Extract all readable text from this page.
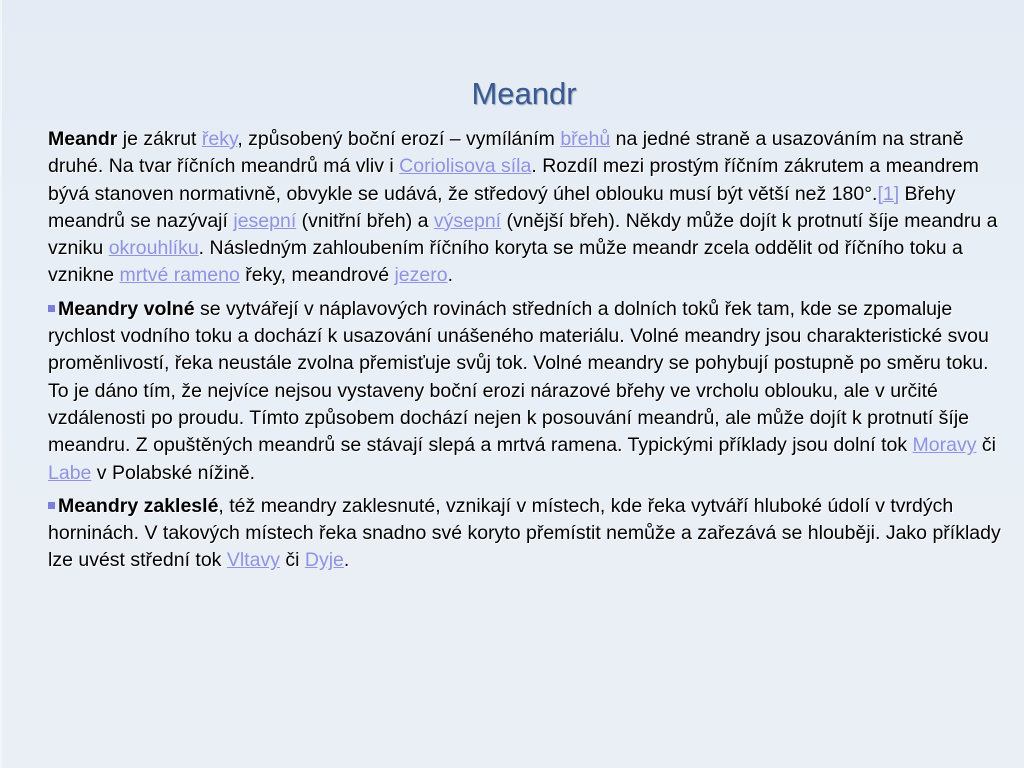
Meandr

Meandr je zákrut řeky, způsobený boční erozí – vymíláním břehů na jedné straně a usazováním na straně druhé. Na tvar říčních meandrů má vliv i Coriolisova síla. Rozdíl mezi prostým říčním zákrutem a meandrem bývá stanoven normativně, obvykle se udává, že středový úhel oblouku musí být větší než 180°.[1] Břehy meandrů se nazývají jesepní (vnitřní břeh) a výsepní (vnější břeh). Někdy může dojít k protnutí šíje meandru a vzniku okrouhlíku. Následným zahloubením říčního koryta se může meandr zcela oddělit od říčního toku a vznikne mrtvé rameno řeky, meandrové jezero.

Meandry volné se vytvářejí v náplavových rovinách středních a dolních toků řek tam, kde se zpomaluje rychlost vodního toku a dochází k usazování unášeného materiálu. Volné meandry jsou charakteristické svou proměnlivostí, řeka neustále zvolna přemisťuje svůj tok. Volné meandry se pohybují postupně po směru toku. To je dáno tím, že nejvíce nejsou vystaveny boční erozi nárazové břehy ve vrcholu oblouku, ale v určité vzdálenosti po proudu. Tímto způsobem dochází nejen k posouvání meandrů, ale může dojít k protnutí šíje meandru. Z opuštěných meandrů se stávají slepá a mrtvá ramena. Typickými příklady jsou dolní tok Moravy či Labe v Polabské nížině.

Meandry zakleslé, též meandry zaklesnuté, vznikají v místech, kde řeka vytváří hluboké údolí v tvrdých horninách. V takových místech řeka snadno své koryto přemístit nemůže a zařezává se hlouběji. Jako příklady lze uvést střední tok Vltavy či Dyje.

===============

In the entries above, find lines with "šíje" and copy each.

Meandr je zákrut řeky, způsobený boční erozí – vymíláním břehů na jedné straně a usazováním na straně druhé. Na tvar říčních meandrů má vliv i Coriolisova síla. Rozdíl mezi prostým říčním zákrutem a meandrem bývá stanoven normativně, obvykle se udává, že středový úhel oblouku musí být větší než 180°.[1] Břehy meandrů se nazývají jesepní (vnitřní břeh) a výsepní (vnější břeh). Někdy může dojít k protnutí šíje meandru a vzniku okrouhlíku. Následným zahloubením říčního koryta se může meandr zcela oddělit od říčního toku a vznikne mrtvé rameno řeky, meandrové jezero.
Meandry volné se vytvářejí v náplavových rovinách středních a dolních toků řek tam, kde se zpomaluje rychlost vodního toku a dochází k usazování unášeného materiálu. Volné meandry jsou charakteristické svou proměnlivostí, řeka neustále zvolna přemisťuje svůj tok. Volné meandry se pohybují postupně po směru toku. To je dáno tím, že nejvíce nejsou vystaveny boční erozi nárazové břehy ve vrcholu oblouku, ale v určité vzdálenosti po proudu. Tímto způsobem dochází nejen k posouvání meandrů, ale může dojít k protnutí šíje meandru. Z opuštěných meandrů se stávají slepá a mrtvá ramena. Typickými příklady jsou dolní tok Moravy či Labe v Polabské nížině.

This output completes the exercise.